Requirements —
Copy every one of the lines below character for character, leaving out the pictures.

Entries provided —
════════════════

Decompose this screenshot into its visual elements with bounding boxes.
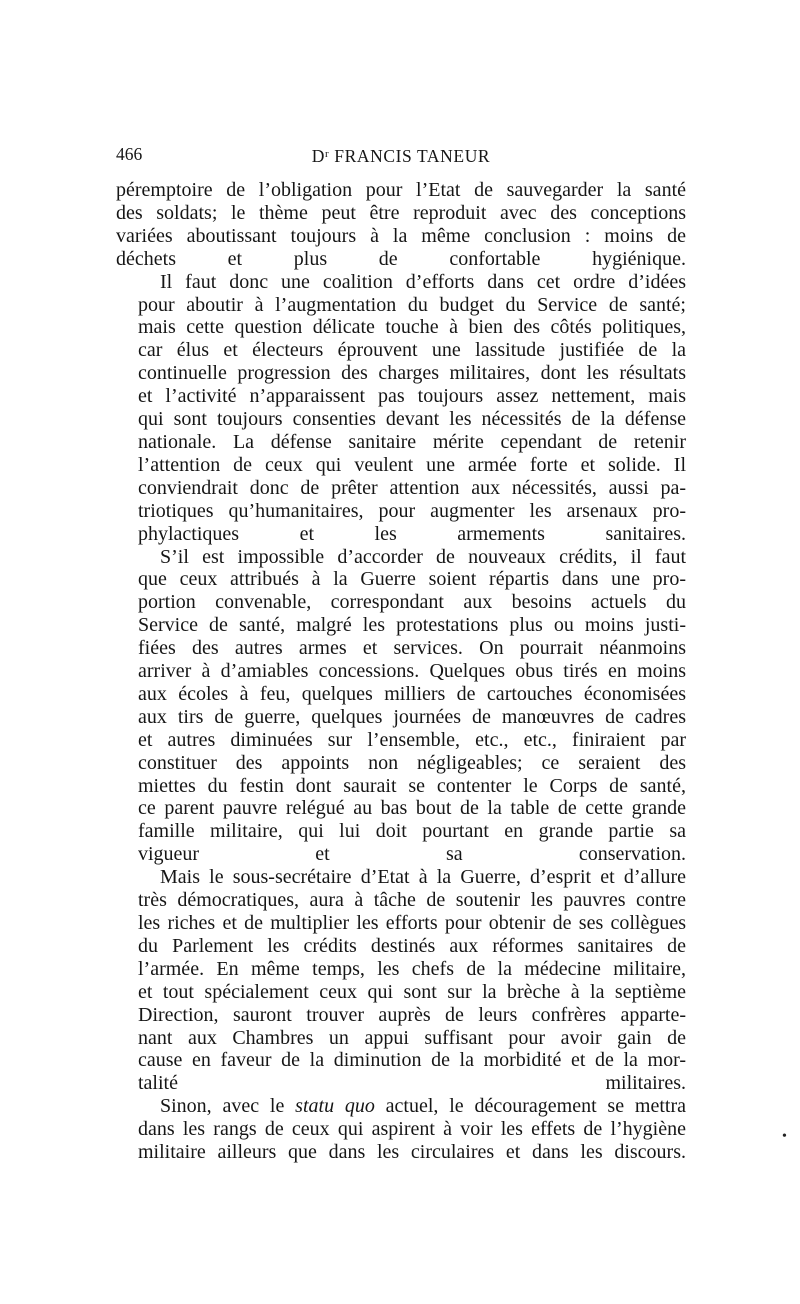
text-line: les riches et de multiplier les efforts pour obtenir de ses collègues: [138, 912, 686, 934]
text-line: vigueur et sa conservation.: [138, 843, 686, 866]
text-line: aux tirs de guerre, quelques journées de manœuvres de cadres: [138, 705, 686, 728]
text-line: Direction, sauront trouver auprès de leurs confrères apparte-: [138, 1003, 686, 1026]
text-line: dans les rangs de ceux qui aspirent à voir les effets de l’hygiène: [138, 1118, 686, 1141]
text-line: constituer des appoints non négligeables; ce seraient des: [138, 751, 686, 774]
text-line: car élus et électeurs éprouvent une lassitude justifiée de la: [138, 339, 686, 362]
text-line: très démocratiques, aura à tâche de soutenir les pauvres contre: [138, 889, 686, 912]
running-title: [116, 143, 686, 167]
paragraph-5: [116, 1095, 686, 1164]
text-line: déchets et plus de confortable hygiénique.: [116, 247, 686, 270]
italic-phrase: statu quo: [295, 1095, 375, 1118]
text-line: nant aux Chambres un appui suffisant pour avoir gain de: [138, 1026, 686, 1049]
running-title-rest: FRANCIS TANEUR: [329, 146, 491, 166]
running-title-prefix: D: [311, 146, 326, 166]
text-line: continuelle progression des charges militaires, dont les résultats: [138, 362, 686, 385]
running-head: [116, 143, 686, 167]
text-line: que ceux attribués à la Guerre soient répartis dans une pro-: [138, 568, 686, 591]
text-line: et l’activité n’apparaissent pas toujours assez nettement, mais: [138, 385, 686, 408]
text-line: et autres diminuées sur l’ensemble, etc., etc., finiraient par: [138, 728, 686, 751]
text-line: famille militaire, qui lui doit pourtant en grande partie sa: [138, 820, 686, 843]
ink-speck-icon: •: [782, 1129, 787, 1144]
text-line: phylactiques et les armements sanitaires.: [138, 522, 686, 545]
paragraph-4: [116, 866, 686, 1095]
text-line: nationale. La défense sanitaire mérite cependant de retenir: [138, 430, 686, 453]
body-text: [116, 179, 686, 1164]
text-line: du Parlement les crédits destinés aux réformes sanitaires de: [138, 934, 686, 957]
text-line: cause en faveur de la diminution de la morbidité et de la mor-: [138, 1049, 686, 1072]
text-line: mais cette question délicate touche à bien des côtés politiques,: [138, 316, 686, 339]
page-number: 466: [116, 144, 143, 164]
paragraph-1: [116, 179, 686, 271]
text-line: arriver à d’amiables concessions. Quelques obus tirés en moins: [138, 660, 686, 683]
text-line: conviendrait donc de prêter attention aux nécessités, aussi pa-: [138, 476, 686, 499]
text-line: triotiques qu’humanitaires, pour augmenter les arsenaux pro-: [138, 499, 686, 522]
text-line: fiées des autres armes et services. On pourrait néanmoins: [138, 637, 686, 660]
text-line: péremptoire de l’obligation pour l’Etat de sauvegarder la santé: [116, 179, 686, 201]
text-line: l’attention de ceux qui veulent une armée forte et solide. Il: [138, 453, 686, 476]
text-line: Service de santé, malgré les protestations plus ou moins justi-: [138, 614, 686, 637]
text-line: ce parent pauvre relégué au bas bout de la table de cette grande: [138, 797, 686, 820]
book-page: [116, 143, 686, 1164]
text-line: pour aboutir à l’augmentation du budget du Service de santé;: [138, 293, 686, 316]
paragraph-2: [116, 271, 686, 546]
text-line-with-italic: [116, 1095, 686, 1118]
text-line: Mais le sous-secrétaire d’Etat à la Guerre, d’esprit et d’allure: [160, 866, 686, 889]
text-line: militaire ailleurs que dans les circulaires et dans les discours.: [138, 1141, 686, 1164]
text-line: variées aboutissant toujours à la même conclusion : moins de: [116, 224, 686, 247]
text-fragment: Sinon, avec le: [160, 1095, 296, 1118]
text-line: talité militaires.: [138, 1072, 686, 1095]
text-line: qui sont toujours consenties devant les nécessités de la défense: [138, 408, 686, 431]
text-line: miettes du festin dont saurait se contenter le Corps de santé,: [138, 774, 686, 797]
text-line: S’il est impossible d’accorder de nouveaux crédits, il faut: [160, 545, 686, 568]
text-line: l’armée. En même temps, les chefs de la médecine militaire,: [138, 957, 686, 980]
text-fragment: actuel, le découragement se mettra: [374, 1095, 686, 1118]
text-line: portion convenable, correspondant aux besoins actuels du: [138, 591, 686, 614]
paragraph-3: [116, 546, 686, 867]
text-line: des soldats; le thème peut être reproduit avec des conceptions: [116, 201, 686, 224]
running-title-sup: r: [325, 148, 330, 160]
text-line: Il faut donc une coalition d’efforts dans cet ordre d’idées: [160, 270, 686, 293]
text-line: aux écoles à feu, quelques milliers de cartouches économisées: [138, 682, 686, 705]
text-line: et tout spécialement ceux qui sont sur la brèche à la septième: [138, 980, 686, 1003]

════════════════

Worked answer —
Decompose this screenshot into its visual elements with bounding boxes.
text-line: les riches et de multiplier les efforts pour obtenir de ses collègues: [138, 912, 686, 934]
text-line: vigueur et sa conservation.: [138, 843, 686, 866]
text-line: aux tirs de guerre, quelques journées de manœuvres de cadres: [138, 705, 686, 728]
text-line: Direction, sauront trouver auprès de leurs confrères apparte-: [138, 1003, 686, 1026]
text-line: dans les rangs de ceux qui aspirent à voir les effets de l’hygiène: [138, 1118, 686, 1141]
text-line: constituer des appoints non négligeables; ce seraient des: [138, 751, 686, 774]
text-line: car élus et électeurs éprouvent une lassitude justifiée de la: [138, 339, 686, 362]
text-line: très démocratiques, aura à tâche de soutenir les pauvres contre: [138, 889, 686, 912]
running-title: [116, 143, 686, 167]
paragraph-5: [116, 1095, 686, 1164]
text-line: déchets et plus de confortable hygiénique.: [116, 247, 686, 270]
italic-phrase: statu quo: [295, 1095, 375, 1118]
text-line: nant aux Chambres un appui suffisant pour avoir gain de: [138, 1026, 686, 1049]
running-title-rest: FRANCIS TANEUR: [329, 146, 491, 166]
running-title-prefix: D: [311, 146, 326, 166]
text-line: continuelle progression des charges militaires, dont les résultats: [138, 362, 686, 385]
running-head: [116, 143, 686, 167]
text-line: que ceux attribués à la Guerre soient répartis dans une pro-: [138, 568, 686, 591]
text-line: et l’activité n’apparaissent pas toujours assez nettement, mais: [138, 385, 686, 408]
text-line: et autres diminuées sur l’ensemble, etc., etc., finiraient par: [138, 728, 686, 751]
text-line: famille militaire, qui lui doit pourtant en grande partie sa: [138, 820, 686, 843]
ink-speck-icon: •: [782, 1129, 787, 1144]
text-line: phylactiques et les armements sanitaires.: [138, 522, 686, 545]
paragraph-4: [116, 866, 686, 1095]
text-line: nationale. La défense sanitaire mérite cependant de retenir: [138, 430, 686, 453]
body-text: [116, 179, 686, 1164]
text-line: du Parlement les crédits destinés aux réformes sanitaires de: [138, 934, 686, 957]
text-line: cause en faveur de la diminution de la morbidité et de la mor-: [138, 1049, 686, 1072]
text-line: mais cette question délicate touche à bien des côtés politiques,: [138, 316, 686, 339]
page-number: 466: [116, 144, 143, 164]
paragraph-1: [116, 179, 686, 271]
text-line: arriver à d’amiables concessions. Quelques obus tirés en moins: [138, 660, 686, 683]
text-line: conviendrait donc de prêter attention aux nécessités, aussi pa-: [138, 476, 686, 499]
text-line: triotiques qu’humanitaires, pour augmenter les arsenaux pro-: [138, 499, 686, 522]
text-line: fiées des autres armes et services. On pourrait néanmoins: [138, 637, 686, 660]
text-line: péremptoire de l’obligation pour l’Etat de sauvegarder la santé: [116, 179, 686, 201]
text-line: l’attention de ceux qui veulent une armée forte et solide. Il: [138, 453, 686, 476]
text-line: Service de santé, malgré les protestations plus ou moins justi-: [138, 614, 686, 637]
text-line: ce parent pauvre relégué au bas bout de la table de cette grande: [138, 797, 686, 820]
book-page: [116, 143, 686, 1164]
text-line: pour aboutir à l’augmentation du budget du Service de santé;: [138, 293, 686, 316]
paragraph-2: [116, 271, 686, 546]
text-line-with-italic: [116, 1095, 686, 1118]
text-line: Mais le sous-secrétaire d’Etat à la Guerre, d’esprit et d’allure: [160, 866, 686, 889]
text-line: militaire ailleurs que dans les circulaires et dans les discours.: [138, 1141, 686, 1164]
text-line: variées aboutissant toujours à la même conclusion : moins de: [116, 224, 686, 247]
text-fragment: Sinon, avec le: [160, 1095, 296, 1118]
text-line: talité militaires.: [138, 1072, 686, 1095]
text-line: qui sont toujours consenties devant les nécessités de la défense: [138, 408, 686, 431]
text-line: miettes du festin dont saurait se contenter le Corps de santé,: [138, 774, 686, 797]
text-line: S’il est impossible d’accorder de nouveaux crédits, il faut: [160, 545, 686, 568]
text-line: l’armée. En même temps, les chefs de la médecine militaire,: [138, 957, 686, 980]
text-fragment: actuel, le découragement se mettra: [374, 1095, 686, 1118]
text-line: portion convenable, correspondant aux besoins actuels du: [138, 591, 686, 614]
paragraph-3: [116, 546, 686, 867]
text-line: des soldats; le thème peut être reproduit avec des conceptions: [116, 201, 686, 224]
running-title-sup: r: [325, 148, 330, 160]
text-line: Il faut donc une coalition d’efforts dans cet ordre d’idées: [160, 270, 686, 293]
text-line: aux écoles à feu, quelques milliers de cartouches économisées: [138, 682, 686, 705]
text-line: et tout spécialement ceux qui sont sur la brèche à la septième: [138, 980, 686, 1003]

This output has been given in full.